• **Stated problem**
Below is a block of data; give all of it again word for word.

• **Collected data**
BEGIN
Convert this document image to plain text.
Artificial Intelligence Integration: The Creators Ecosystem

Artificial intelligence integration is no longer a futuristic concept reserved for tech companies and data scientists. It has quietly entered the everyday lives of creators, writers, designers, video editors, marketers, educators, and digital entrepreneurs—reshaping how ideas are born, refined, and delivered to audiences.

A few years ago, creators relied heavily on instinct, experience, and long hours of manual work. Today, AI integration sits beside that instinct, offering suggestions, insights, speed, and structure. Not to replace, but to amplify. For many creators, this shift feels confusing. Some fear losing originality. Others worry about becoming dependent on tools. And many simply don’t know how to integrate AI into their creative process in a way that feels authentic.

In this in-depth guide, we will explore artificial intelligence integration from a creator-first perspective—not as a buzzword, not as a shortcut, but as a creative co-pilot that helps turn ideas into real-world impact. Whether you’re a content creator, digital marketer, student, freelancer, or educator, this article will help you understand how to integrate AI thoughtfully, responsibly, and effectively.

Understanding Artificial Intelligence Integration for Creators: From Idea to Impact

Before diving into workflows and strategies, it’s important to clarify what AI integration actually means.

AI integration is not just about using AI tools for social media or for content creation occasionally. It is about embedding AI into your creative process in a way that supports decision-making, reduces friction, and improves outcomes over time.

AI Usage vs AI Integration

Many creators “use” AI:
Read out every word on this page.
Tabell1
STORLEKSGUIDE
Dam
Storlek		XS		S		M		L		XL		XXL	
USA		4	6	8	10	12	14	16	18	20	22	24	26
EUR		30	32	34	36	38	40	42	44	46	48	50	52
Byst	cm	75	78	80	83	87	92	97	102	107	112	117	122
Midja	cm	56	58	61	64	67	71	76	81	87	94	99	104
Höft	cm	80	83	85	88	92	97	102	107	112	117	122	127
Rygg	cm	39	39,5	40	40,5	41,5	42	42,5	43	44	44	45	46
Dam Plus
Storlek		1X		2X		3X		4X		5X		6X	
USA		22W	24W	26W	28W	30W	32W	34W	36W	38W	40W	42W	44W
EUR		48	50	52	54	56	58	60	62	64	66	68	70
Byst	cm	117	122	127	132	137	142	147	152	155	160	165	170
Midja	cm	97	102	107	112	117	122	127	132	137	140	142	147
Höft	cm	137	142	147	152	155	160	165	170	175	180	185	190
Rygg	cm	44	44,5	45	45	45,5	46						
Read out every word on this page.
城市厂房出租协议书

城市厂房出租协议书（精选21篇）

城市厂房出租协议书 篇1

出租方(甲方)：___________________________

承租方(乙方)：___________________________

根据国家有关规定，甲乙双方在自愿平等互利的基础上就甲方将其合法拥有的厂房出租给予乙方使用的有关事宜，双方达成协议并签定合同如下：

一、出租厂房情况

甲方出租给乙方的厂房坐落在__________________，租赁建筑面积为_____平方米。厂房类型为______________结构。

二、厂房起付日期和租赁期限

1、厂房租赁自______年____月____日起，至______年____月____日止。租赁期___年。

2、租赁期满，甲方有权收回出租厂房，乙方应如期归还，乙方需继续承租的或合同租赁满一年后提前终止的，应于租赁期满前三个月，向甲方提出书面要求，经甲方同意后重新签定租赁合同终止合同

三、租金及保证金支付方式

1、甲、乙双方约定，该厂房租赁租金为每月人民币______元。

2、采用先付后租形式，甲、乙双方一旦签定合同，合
END
• **Response to the exercise**
Convert this document image to plain text.
Artificial Intelligence Integration: The Creators Ecosystem

Artificial intelligence integration is no longer a futuristic concept reserved for tech companies and data scientists. It has quietly entered the everyday lives of creators, writers, designers, video editors, marketers, educators, and digital entrepreneurs—reshaping how ideas are born, refined, and delivered to audiences.

A few years ago, creators relied heavily on instinct, experience, and long hours of manual work. Today, AI integration sits beside that instinct, offering suggestions, insights, speed, and structure. Not to replace, but to amplify. For many creators, this shift feels confusing. Some fear losing originality. Others worry about becoming dependent on tools. And many simply don’t know how to integrate AI into their creative process in a way that feels authentic.

In this in-depth guide, we will explore artificial intelligence integration from a creator-first perspective—not as a buzzword, not as a shortcut, but as a creative co-pilot that helps turn ideas into real-world impact. Whether you’re a content creator, digital marketer, student, freelancer, or educator, this article will help you understand how to integrate AI thoughtfully, responsibly, and effectively.

Understanding Artificial Intelligence Integration for Creators: From Idea to Impact

Before diving into workflows and strategies, it’s important to clarify what AI integration actually means.

AI integration is not just about using AI tools for social media or for content creation occasionally. It is about embedding AI into your creative process in a way that supports decision-making, reduces friction, and improves outcomes over time.

AI Usage vs AI Integration

Many creators “use” AI:
Read out every word on this page.
Tabell1
STORLEKSGUIDE
Dam
Storlek		XS		S		M		L		XL		XXL	
USA		4	6	8	10	12	14	16	18	20	22	24	26
EUR		30	32	34	36	38	40	42	44	46	48	50	52
Byst	cm	75	78	80	83	87	92	97	102	107	112	117	122
Midja	cm	56	58	61	64	67	71	76	81	87	94	99	104
Höft	cm	80	83	85	88	92	97	102	107	112	117	122	127
Rygg	cm	39	39,5	40	40,5	41,5	42	42,5	43	44	44	45	46
Dam Plus
Storlek		1X		2X		3X		4X		5X		6X	
USA		22W	24W	26W	28W	30W	32W	34W	36W	38W	40W	42W	44W
EUR		48	50	52	54	56	58	60	62	64	66	68	70
Byst	cm	117	122	127	132	137	142	147	152	155	160	165	170
Midja	cm	97	102	107	112	117	122	127	132	137	140	142	147
Höft	cm	137	142	147	152	155	160	165	170	175	180	185	190
Rygg	cm	44	44,5	45	45	45,5	46						
Read out every word on this page.
城市厂房出租协议书

城市厂房出租协议书（精选21篇）

城市厂房出租协议书 篇1

出租方(甲方)：___________________________

承租方(乙方)：___________________________

根据国家有关规定，甲乙双方在自愿平等互利的基础上就甲方将其合法拥有的厂房出租给予乙方使用的有关事宜，双方达成协议并签定合同如下：

一、出租厂房情况

甲方出租给乙方的厂房坐落在__________________，租赁建筑面积为_____平方米。厂房类型为______________结构。

二、厂房起付日期和租赁期限

1、厂房租赁自______年____月____日起，至______年____月____日止。租赁期___年。

2、租赁期满，甲方有权收回出租厂房，乙方应如期归还，乙方需继续承租的或合同租赁满一年后提前终止的，应于租赁期满前三个月，向甲方提出书面要求，经甲方同意后重新签定租赁合同终止合同

三、租金及保证金支付方式

1、甲、乙双方约定，该厂房租赁租金为每月人民币______元。

2、采用先付后租形式，甲、乙双方一旦签定合同，合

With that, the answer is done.